*Problems to solve*
a - In the DeepSea deployment excerpt, what file must you create before running Stage 2?
b - Reproduce the passage of the DeepSea deployment excerpt that begins with the words containing "There’s one other" and ends with "fragments in /srv/pillar/ceph/proposals.".

*Source excerpt*
────────────────────

There’s one other tweak required. /srv/pillar/ceph/master_minion.sls specifies the hostname of the salt master. When installing the RPM, this is automatically set to $(hostname -f), so in my case I have:

ses4-0:~ # cat /srv/pillar/ceph/master_minion.sls master_minion:

If you’re not using the RPM, you’ll need to tweak that file appropriately by hand.

Now comes the interesting part. DeepSea splits Ceph deployment into several stages, as follows:

Stage 0: Provisioning
Ensures latest updates are installed on all minions (technically this is optional).
Stage 1: Discovery
Interrogates all the minions and creates pillar configuration fragments in /srv/pillar/ceph/proposals.
Stage 2: Configure
Before running this stage, you have to create a /srv/pillar/ceph/proposals/policy.cfg file, specifying which nodes are to have which roles (MON, OSD, etc.). This stage then merges the pillar data into its final form.
Stage 3: Deploy
Validates the pillar data to ensure the configuration is correct, then deploys the MONs and OSDs.
Stage 4: Services
Deploys non-core services (iSCSI gateway, CephFS, RadosGW, openATTIC).
Stage 5: Removal
Used to decommission hosts.

────────────────────

*Recorded data*

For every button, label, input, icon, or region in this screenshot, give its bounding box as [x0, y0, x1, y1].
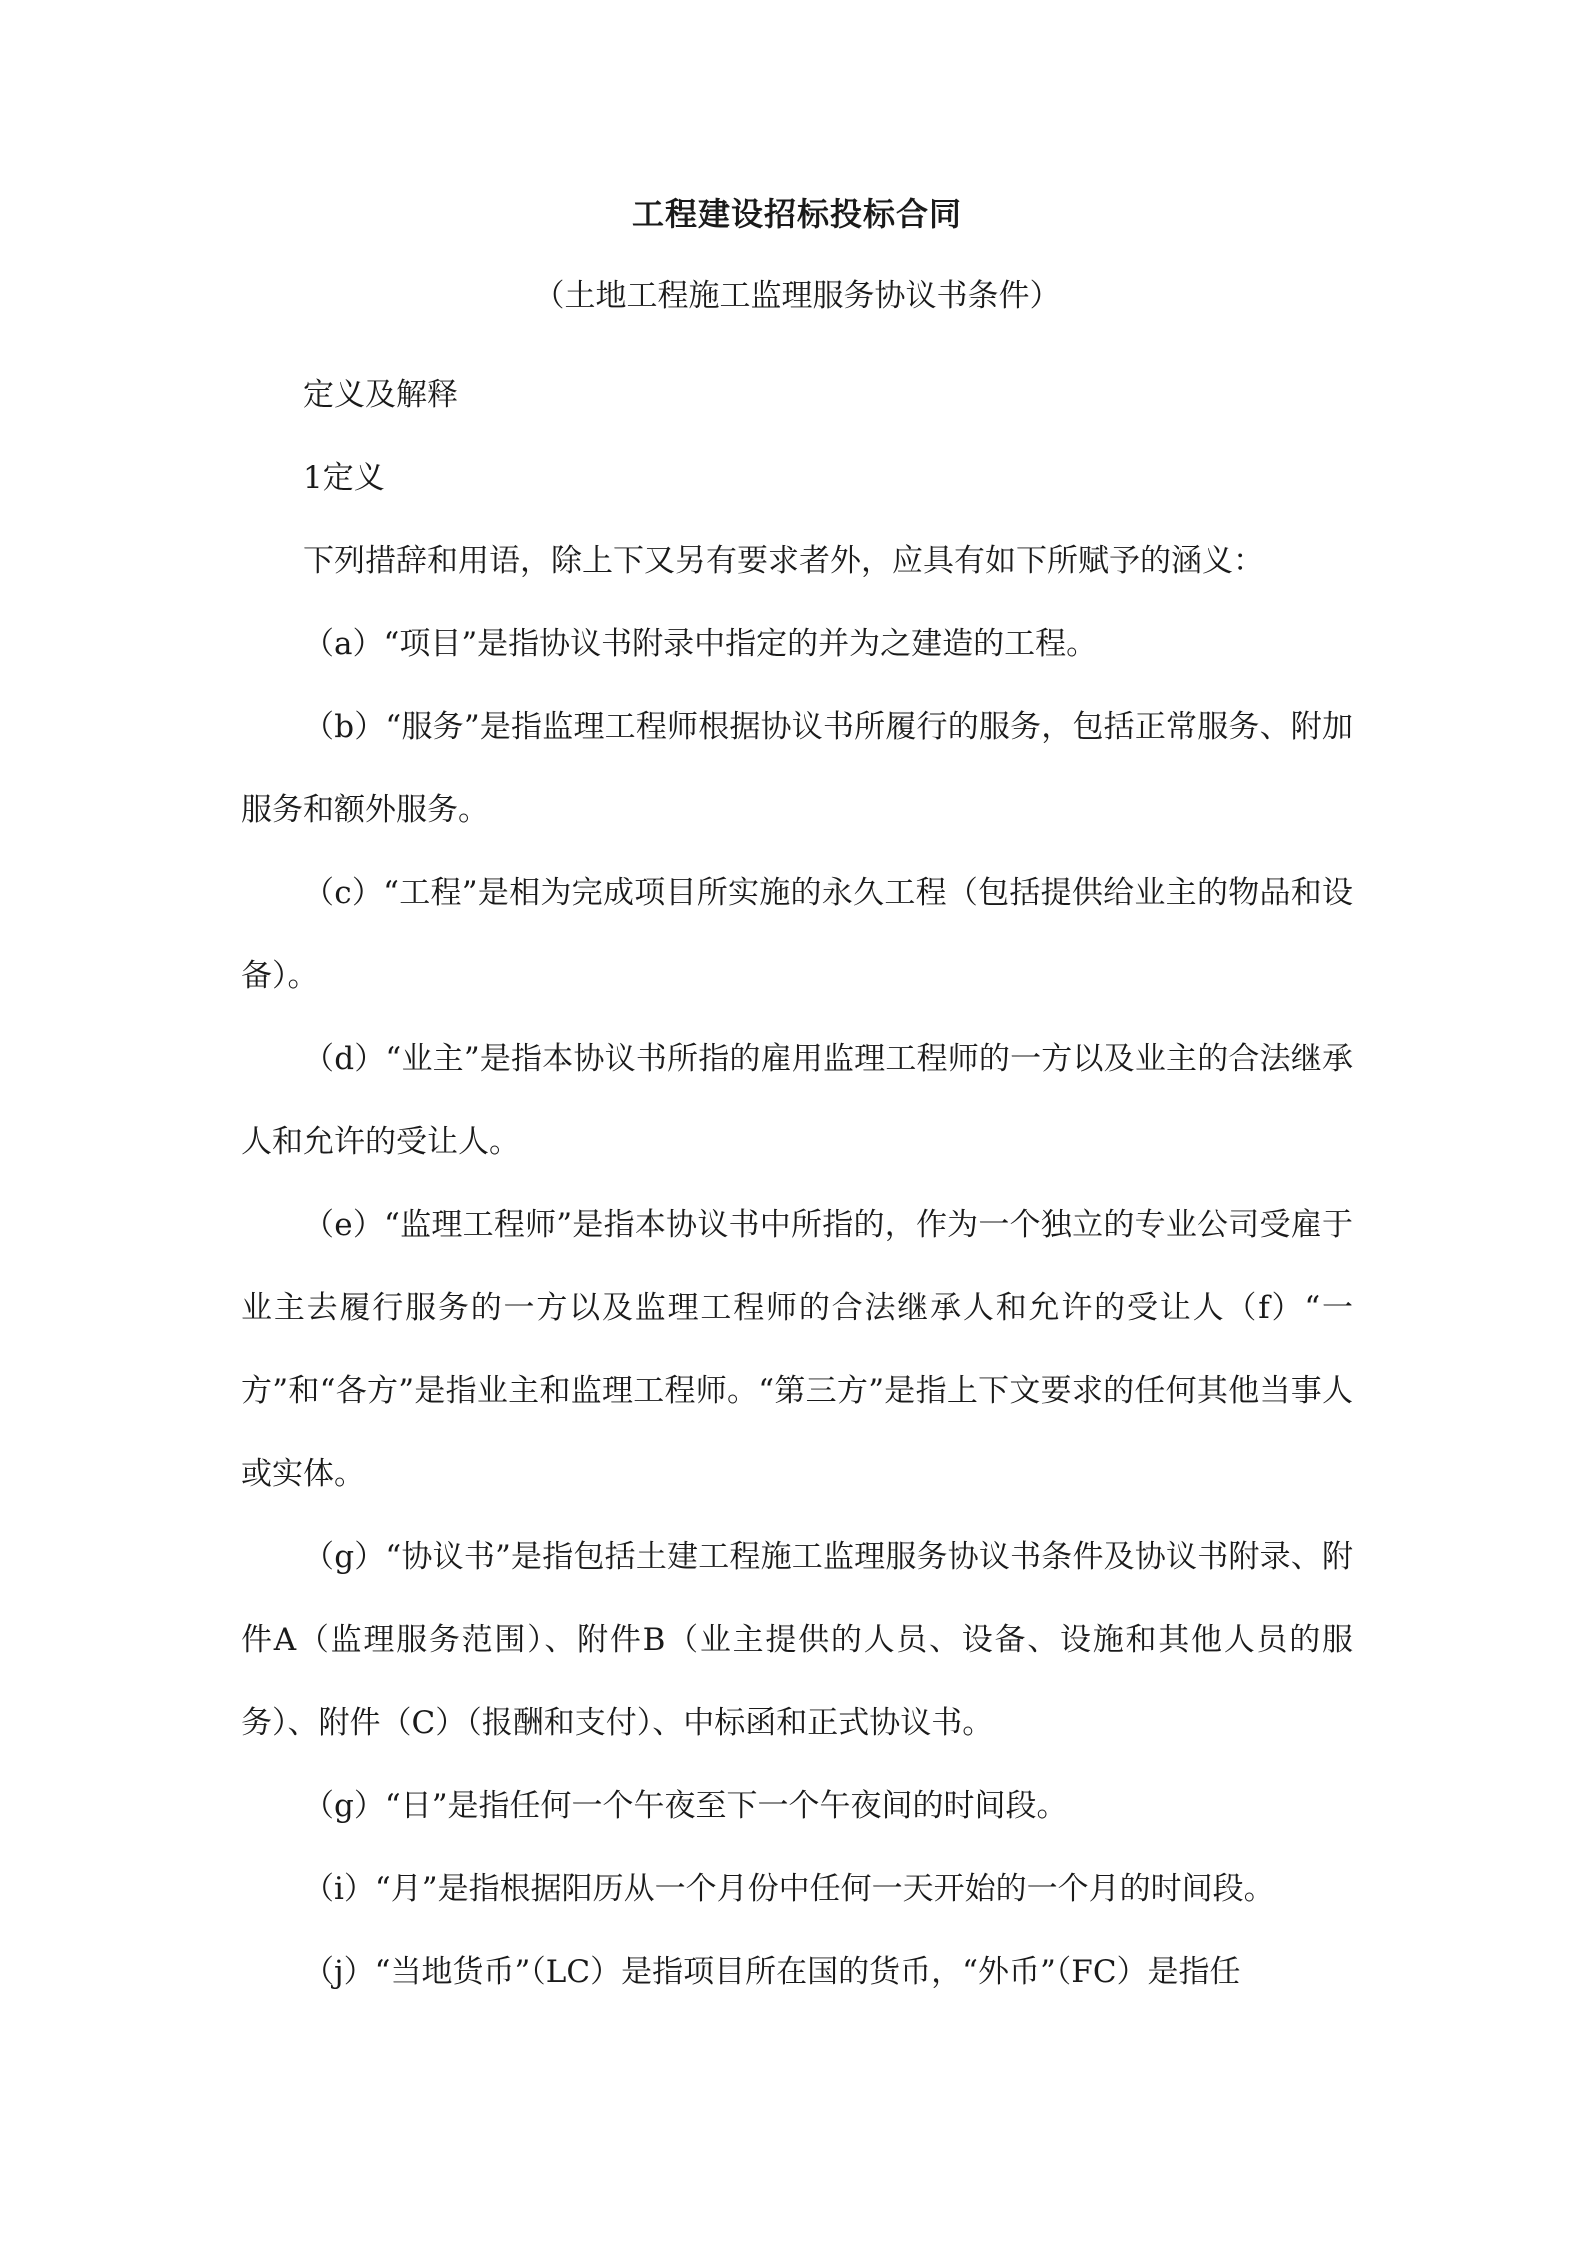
definition-i: （i）“月”是指根据阳历从一个月份中任何一天开始的一个月的时间段。 — [303, 1871, 1275, 1907]
clause-heading: 1定义 — [303, 460, 385, 496]
section-heading: 定义及解释 — [303, 377, 458, 413]
definition-g-day: （g）“日”是指任何一个午夜至下一个午夜间的时间段。 — [303, 1788, 1068, 1824]
definition-b: （b）“服务”是指监理工程师根据协议书所履行的服务，包括正常服务、附加服务和额外服务。 — [241, 709, 1353, 828]
document-title: 工程建设招标投标合同 — [631, 195, 962, 233]
document-body — [241, 190, 1353, 2014]
intro-paragraph: 下列措辞和用语，除上下又另有要求者外，应具有如下所赋予的涵义： — [303, 543, 1264, 579]
definition-j: （j）“当地货币”（LC）是指项目所在国的货币，“外币”（FC）是指任 — [303, 1954, 1241, 1990]
definition-c: （c）“工程”是相为完成项目所实施的永久工程（包括提供给业主的物品和设备）。 — [241, 875, 1353, 994]
definition-a: （a）“项目”是指协议书附录中指定的并为之建造的工程。 — [303, 626, 1098, 662]
definition-d: （d）“业主”是指本协议书所指的雇用监理工程师的一方以及业主的合法继承人和允许的受让人。 — [241, 1041, 1353, 1160]
definition-e-f: （e）“监理工程师”是指本协议书中所指的，作为一个独立的专业公司受雇于业主去履行服务的一方以及监理工程师的合法继承人和允许的受让人（f）“一方”和“各方”是指业主和监理工程师。“第三方”是指上下文要求的任何其他当事人或实体。 — [241, 1207, 1353, 1492]
definition-g-agreement: （g）“协议书”是指包括土建工程施工监理服务协议书条件及协议书附录、附件A（监理服务范围）、附件B（业主提供的人员、设备、设施和其他人员的服务）、附件（C）（报酬和支付）、中标函和正式协议书。 — [241, 1539, 1353, 1741]
document-subtitle: （土地工程施工监理服务协议书条件） — [533, 278, 1061, 314]
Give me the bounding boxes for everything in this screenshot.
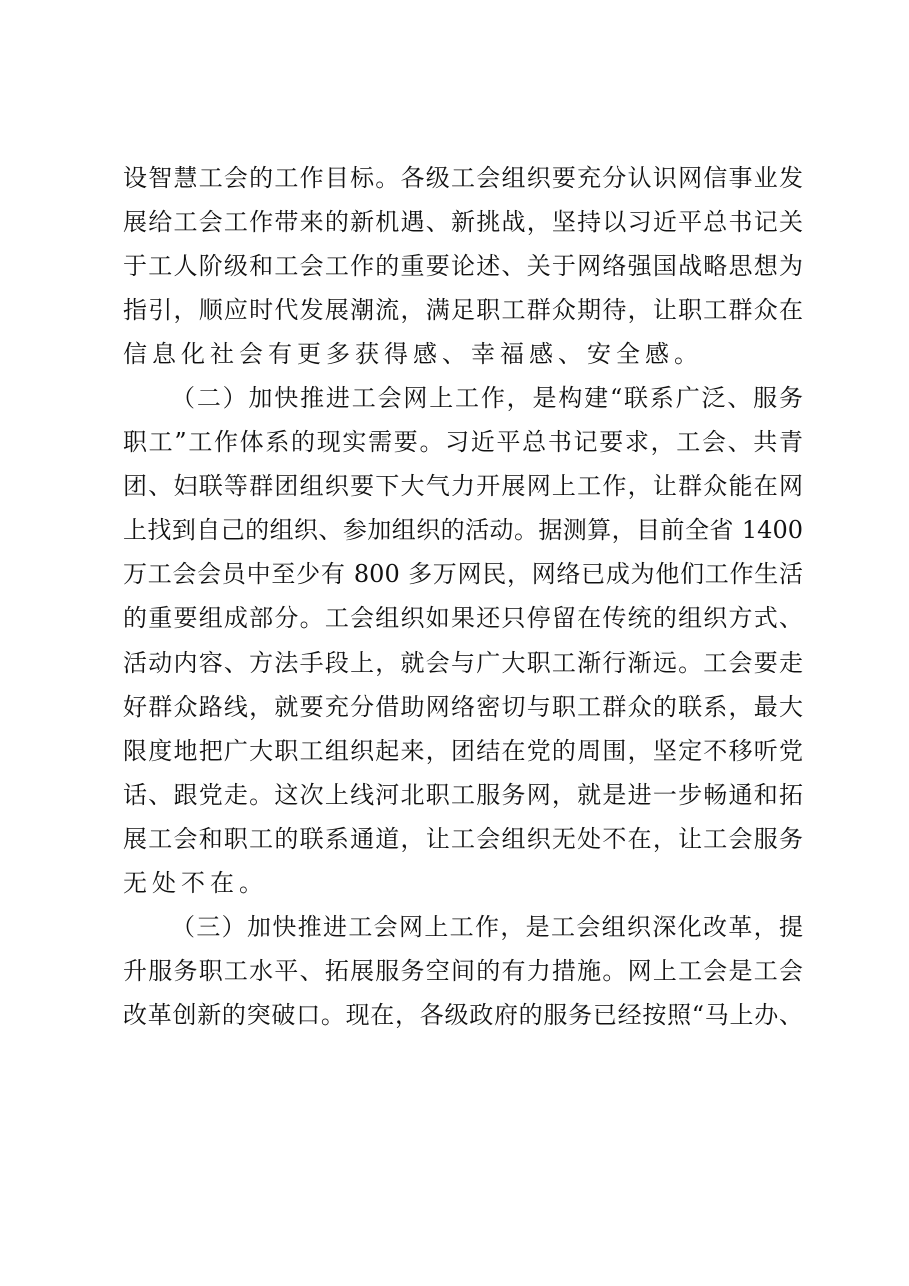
text-line: 团、妇联等群团组织要下大气力开展网上工作，让群众能在网	[123, 472, 803, 501]
text-line: 限度地把广大职工组织起来，团结在党的周围，坚定不移听党	[123, 736, 803, 765]
text-line: 指引，顺应时代发展潮流，满足职工群众期待，让职工群众在	[123, 296, 803, 325]
text-line: 上找到自己的组织、参加组织的活动。据测算，目前全省 1400	[123, 516, 803, 545]
text-line: （二）加快推进工会网上工作，是构建“联系广泛、服务	[171, 384, 803, 413]
text-line: 展工会和职工的联系通道，让工会组织无处不在，让工会服务	[123, 824, 803, 853]
text-line: 话、跟党走。这次上线河北职工服务网，就是进一步畅通和拓	[123, 780, 803, 809]
text-line: 的重要组成部分。工会组织如果还只停留在传统的组织方式、	[123, 604, 803, 633]
text-line: （三）加快推进工会网上工作，是工会组织深化改革，提	[171, 912, 803, 941]
text-line: 职工”工作体系的现实需要。习近平总书记要求，工会、共青	[123, 428, 803, 457]
text-line: 改革创新的突破口。现在，各级政府的服务已经按照“马上办、	[123, 1000, 803, 1029]
text-line: 万工会会员中至少有 800 多万网民，网络已成为他们工作生活	[123, 560, 803, 589]
text-line: 信息化社会有更多获得感、幸福感、安全感。	[123, 340, 703, 369]
document-body	[123, 156, 803, 1037]
text-line: 于工人阶级和工会工作的重要论述、关于网络强国战略思想为	[123, 252, 803, 281]
text-line: 活动内容、方法手段上，就会与广大职工渐行渐远。工会要走	[123, 648, 803, 677]
text-line: 无处不在。	[123, 868, 268, 897]
text-line: 展给工会工作带来的新机遇、新挑战，坚持以习近平总书记关	[123, 208, 803, 237]
text-line: 设智慧工会的工作目标。各级工会组织要充分认识网信事业发	[123, 164, 803, 192]
text-line: 升服务职工水平、拓展服务空间的有力措施。网上工会是工会	[123, 956, 803, 985]
text-line: 好群众路线，就要充分借助网络密切与职工群众的联系，最大	[123, 692, 803, 721]
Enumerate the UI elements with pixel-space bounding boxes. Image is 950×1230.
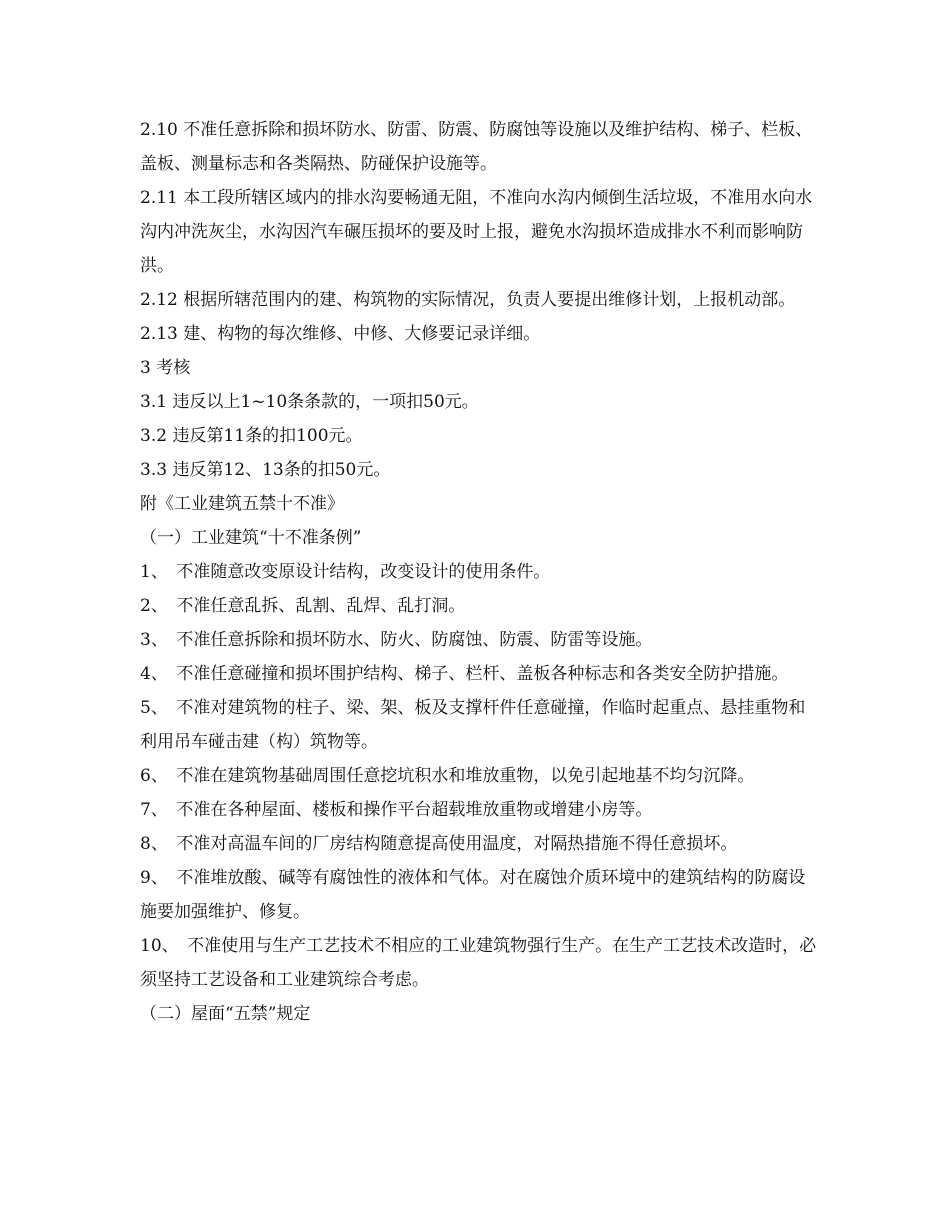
clause-3-3: 3.3 违反第12、13条的扣50元。 — [140, 460, 391, 480]
subsection-2-heading: （二）屋面“五禁”规定 — [140, 1004, 311, 1024]
clause-2-11: 2.11 本工段所辖区域内的排水沟要畅通无阻，不准向水沟内倾倒生活垃圾，不准用水向水沟内冲洗灰尘，水沟因汽车碾压损坏的要及时上报，避免水沟损坏造成排水不利而影响防洪。 — [140, 188, 813, 276]
rule-item-5: 5、 不准对建筑物的柱子、梁、架、板及支撑杆件任意碰撞，作临时起重点、悬挂重物和利用吊车碰击建（构）筑物等。 — [140, 698, 806, 752]
clause-2-12: 2.12 根据所辖范围内的建、构筑物的实际情况，负责人要提出维修计划，上报机动部。 — [140, 290, 796, 310]
clause-3-1: 3.1 违反以上1~10条条款的，一项扣50元。 — [140, 392, 479, 412]
subsection-1-heading: （一）工业建筑“十不准条例” — [140, 528, 362, 548]
rule-item-2: 2、 不准任意乱拆、乱割、乱焊、乱打洞。 — [140, 596, 466, 616]
rule-item-10: 10、 不准使用与生产工艺技术不相应的工业建筑物强行生产。在生产工艺技术改造时，必须坚持工艺设备和工业建筑综合考虑。 — [140, 936, 817, 990]
rule-item-8: 8、 不准对高温车间的厂房结构随意提高使用温度，对隔热措施不得任意损坏。 — [140, 834, 738, 854]
document-body — [140, 113, 820, 1031]
rule-item-7: 7、 不准在各种屋面、楼板和操作平台超载堆放重物或增建小房等。 — [140, 800, 653, 820]
clause-2-10: 2.10 不准任意拆除和损坏防水、防雷、防震、防腐蚀等设施以及维护结构、梯子、栏板、盖板、测量标志和各类隔热、防碰保护设施等。 — [140, 120, 813, 174]
rule-item-1: 1、 不准随意改变原设计结构，改变设计的使用条件。 — [140, 562, 551, 582]
rule-item-9: 9、 不准堆放酸、碱等有腐蚀性的液体和气体。对在腐蚀介质环境中的建筑结构的防腐设施要加强维护、修复。 — [140, 868, 806, 922]
clause-3-2: 3.2 违反第11条的扣100元。 — [140, 426, 363, 446]
appendix-title: 附《工业建筑五禁十不准》 — [140, 494, 344, 514]
clause-2-13: 2.13 建、构物的每次维修、中修、大修要记录详细。 — [140, 324, 541, 344]
section-3-heading: 3 考核 — [140, 358, 191, 378]
rule-item-6: 6、 不准在建筑物基础周围任意挖坑积水和堆放重物，以免引起地基不均匀沉降。 — [140, 766, 755, 786]
rule-item-4: 4、 不准任意碰撞和损坏围护结构、梯子、栏杆、盖板各种标志和各类安全防护措施。 — [140, 664, 789, 684]
rule-item-3: 3、 不准任意拆除和损坏防水、防火、防腐蚀、防震、防雷等设施。 — [140, 630, 653, 650]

────────────────────

*Task results*
a - /srv/pillar/ceph/proposals/policy.cfg

b -
There’s one other tweak required. /srv/pillar/ceph/master_minion.sls specifies the hostname of the salt master. When installing the RPM, this is automatically set to $(hostname -f), so in my case I have:

ses4-0:~ # cat /srv/pillar/ceph/master_minion.sls master_minion:

If you’re not using the RPM, you’ll need to tweak that file appropriately by hand.

Now comes the interesting part. DeepSea splits Ceph deployment into several stages, as follows:

Stage 0: Provisioning
Ensures latest updates are installed on all minions (technically this is optional).
Stage 1: Discovery
Interrogates all the minions and creates pillar configuration fragments in /srv/pillar/ceph/proposals.